▶ [Given exercise]:
Which lines hold the word "Immelda"? Copy each of them from the material.

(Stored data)
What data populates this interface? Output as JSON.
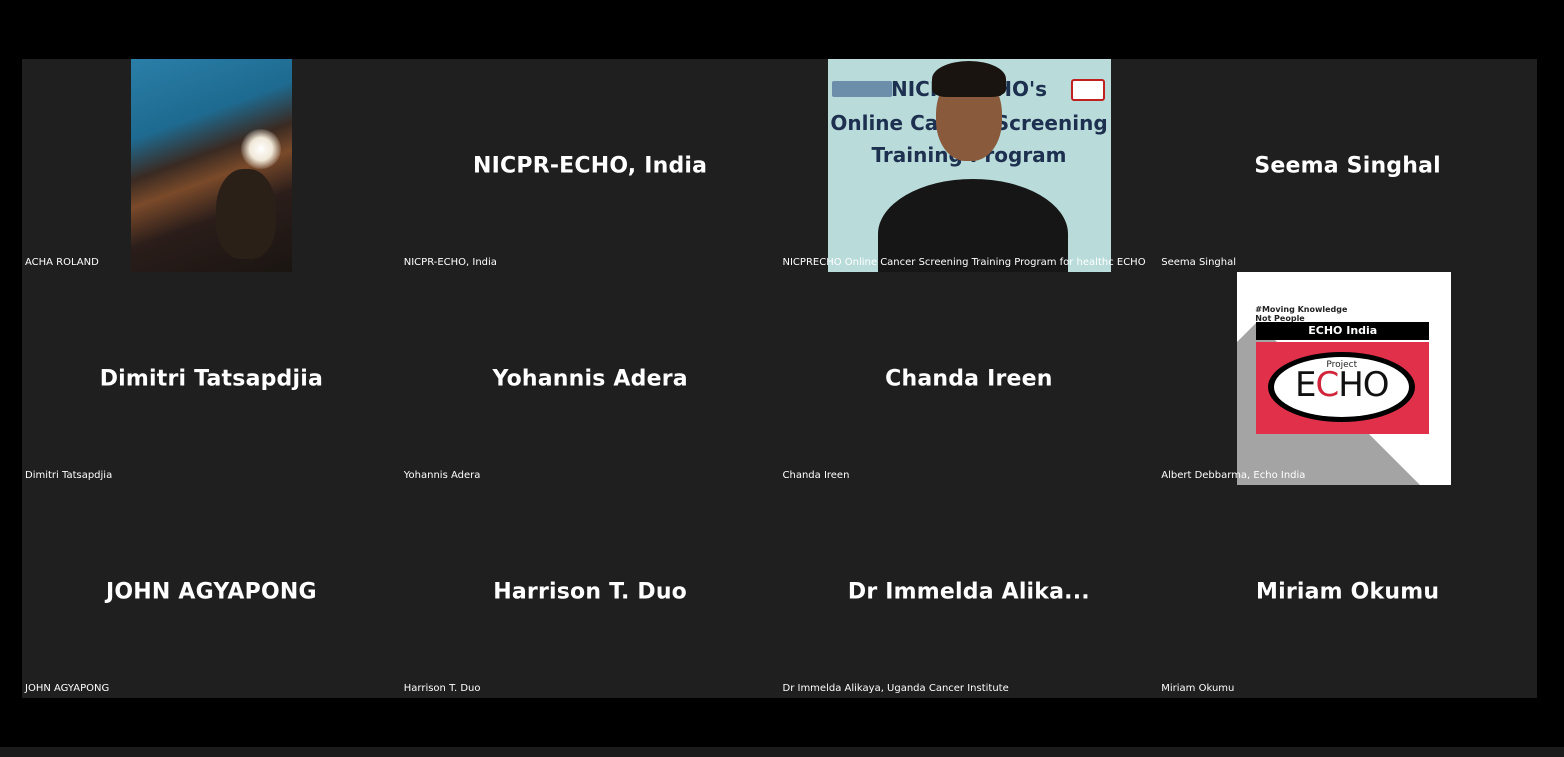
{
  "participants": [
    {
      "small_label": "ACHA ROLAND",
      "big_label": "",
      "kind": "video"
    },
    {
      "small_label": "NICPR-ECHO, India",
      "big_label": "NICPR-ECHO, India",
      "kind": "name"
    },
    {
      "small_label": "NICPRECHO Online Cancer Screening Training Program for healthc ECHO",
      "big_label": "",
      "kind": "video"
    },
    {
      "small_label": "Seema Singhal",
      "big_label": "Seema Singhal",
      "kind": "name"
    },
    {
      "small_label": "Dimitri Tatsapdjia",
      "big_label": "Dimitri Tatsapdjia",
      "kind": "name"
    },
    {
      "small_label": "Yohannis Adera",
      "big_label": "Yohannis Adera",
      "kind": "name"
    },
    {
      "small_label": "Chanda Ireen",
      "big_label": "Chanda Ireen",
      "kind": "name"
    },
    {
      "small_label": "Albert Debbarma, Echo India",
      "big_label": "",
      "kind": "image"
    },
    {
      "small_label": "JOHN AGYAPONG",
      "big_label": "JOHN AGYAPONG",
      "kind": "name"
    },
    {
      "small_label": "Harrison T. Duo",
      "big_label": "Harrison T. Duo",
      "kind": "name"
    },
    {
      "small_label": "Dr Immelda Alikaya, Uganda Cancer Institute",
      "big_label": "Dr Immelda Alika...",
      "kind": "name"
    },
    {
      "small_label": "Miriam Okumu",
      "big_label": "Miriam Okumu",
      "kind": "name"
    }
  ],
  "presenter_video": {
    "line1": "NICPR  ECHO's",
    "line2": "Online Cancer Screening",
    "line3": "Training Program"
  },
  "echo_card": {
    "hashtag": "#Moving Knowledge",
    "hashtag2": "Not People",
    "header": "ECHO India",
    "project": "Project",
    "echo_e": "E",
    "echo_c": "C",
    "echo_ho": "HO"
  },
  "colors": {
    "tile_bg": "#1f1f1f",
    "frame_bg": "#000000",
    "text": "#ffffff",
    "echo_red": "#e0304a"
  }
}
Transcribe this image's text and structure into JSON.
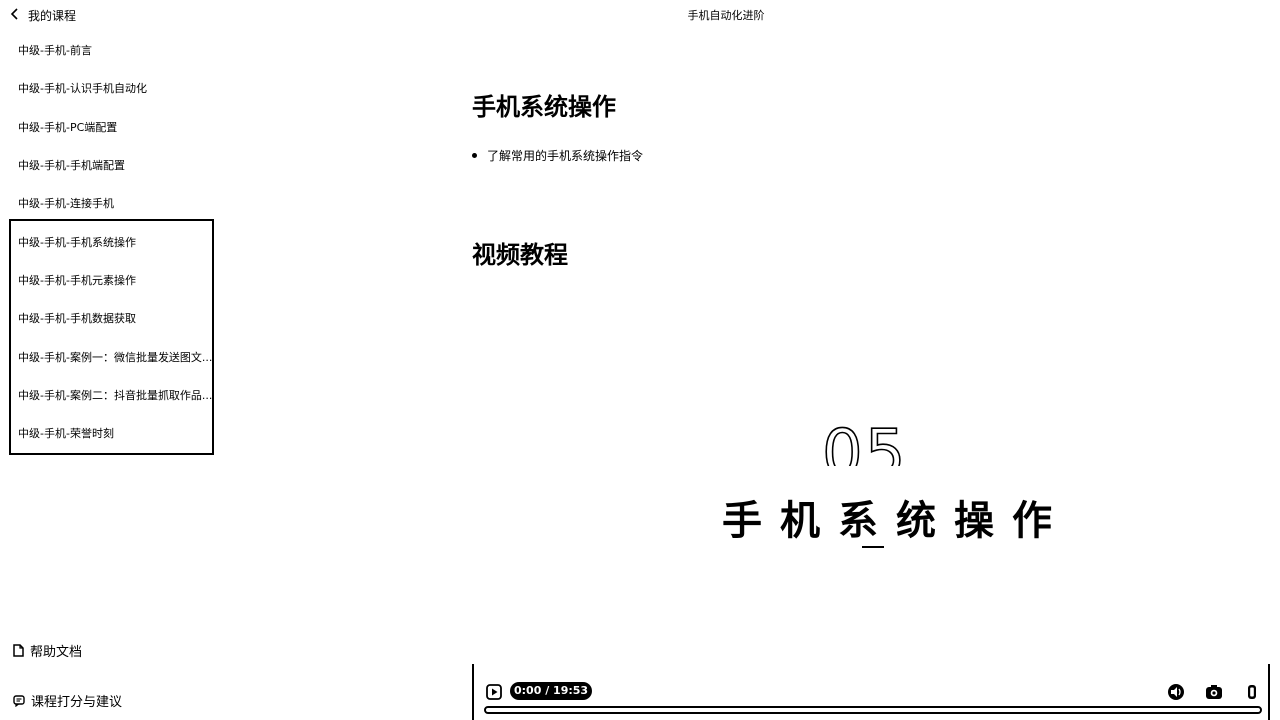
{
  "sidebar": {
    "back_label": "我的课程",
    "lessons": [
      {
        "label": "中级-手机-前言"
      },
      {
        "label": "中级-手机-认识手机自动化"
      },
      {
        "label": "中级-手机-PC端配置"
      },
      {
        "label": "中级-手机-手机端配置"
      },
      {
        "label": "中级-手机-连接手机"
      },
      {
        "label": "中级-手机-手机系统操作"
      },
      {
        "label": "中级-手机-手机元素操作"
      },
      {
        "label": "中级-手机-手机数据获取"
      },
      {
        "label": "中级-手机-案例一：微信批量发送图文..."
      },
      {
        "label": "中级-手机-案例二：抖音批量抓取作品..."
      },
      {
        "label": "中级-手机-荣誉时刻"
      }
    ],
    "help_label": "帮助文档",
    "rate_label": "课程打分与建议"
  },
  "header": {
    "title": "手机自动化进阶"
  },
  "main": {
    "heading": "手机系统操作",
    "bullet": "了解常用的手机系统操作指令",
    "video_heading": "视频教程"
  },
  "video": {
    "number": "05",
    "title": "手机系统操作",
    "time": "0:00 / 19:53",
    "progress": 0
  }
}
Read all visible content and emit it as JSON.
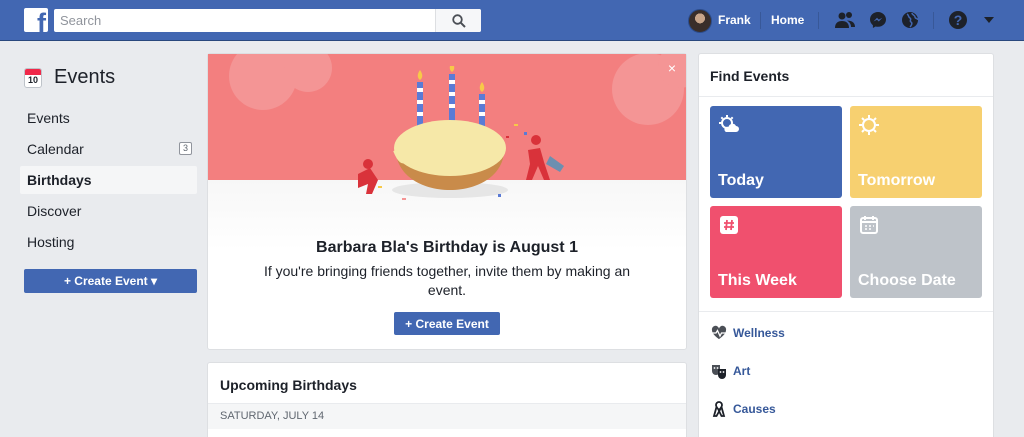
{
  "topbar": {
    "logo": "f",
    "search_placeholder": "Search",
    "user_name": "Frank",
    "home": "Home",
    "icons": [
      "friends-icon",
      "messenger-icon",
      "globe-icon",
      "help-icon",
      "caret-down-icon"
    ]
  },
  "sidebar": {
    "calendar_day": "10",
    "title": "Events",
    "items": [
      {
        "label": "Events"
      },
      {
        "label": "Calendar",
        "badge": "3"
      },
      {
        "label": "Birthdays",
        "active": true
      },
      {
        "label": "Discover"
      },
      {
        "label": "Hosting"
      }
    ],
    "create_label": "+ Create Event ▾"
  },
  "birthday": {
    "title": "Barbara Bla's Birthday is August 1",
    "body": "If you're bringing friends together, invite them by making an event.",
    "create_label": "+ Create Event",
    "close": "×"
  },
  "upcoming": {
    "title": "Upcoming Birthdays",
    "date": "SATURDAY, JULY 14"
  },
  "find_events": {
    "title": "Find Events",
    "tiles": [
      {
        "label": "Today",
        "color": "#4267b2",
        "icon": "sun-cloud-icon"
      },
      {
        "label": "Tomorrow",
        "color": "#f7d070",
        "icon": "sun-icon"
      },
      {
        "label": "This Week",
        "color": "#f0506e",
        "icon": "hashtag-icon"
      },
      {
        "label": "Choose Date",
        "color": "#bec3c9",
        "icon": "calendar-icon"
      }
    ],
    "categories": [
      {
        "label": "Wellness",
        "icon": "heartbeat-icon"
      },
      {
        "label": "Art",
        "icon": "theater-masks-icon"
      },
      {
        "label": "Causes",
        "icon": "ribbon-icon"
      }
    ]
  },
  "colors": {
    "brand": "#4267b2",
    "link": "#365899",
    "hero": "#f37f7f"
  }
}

▶ [Written solution]:
      "small_label": "Dr Immelda Alikaya, Uganda Cancer Institute",
      "big_label": "Dr Immelda Alika...",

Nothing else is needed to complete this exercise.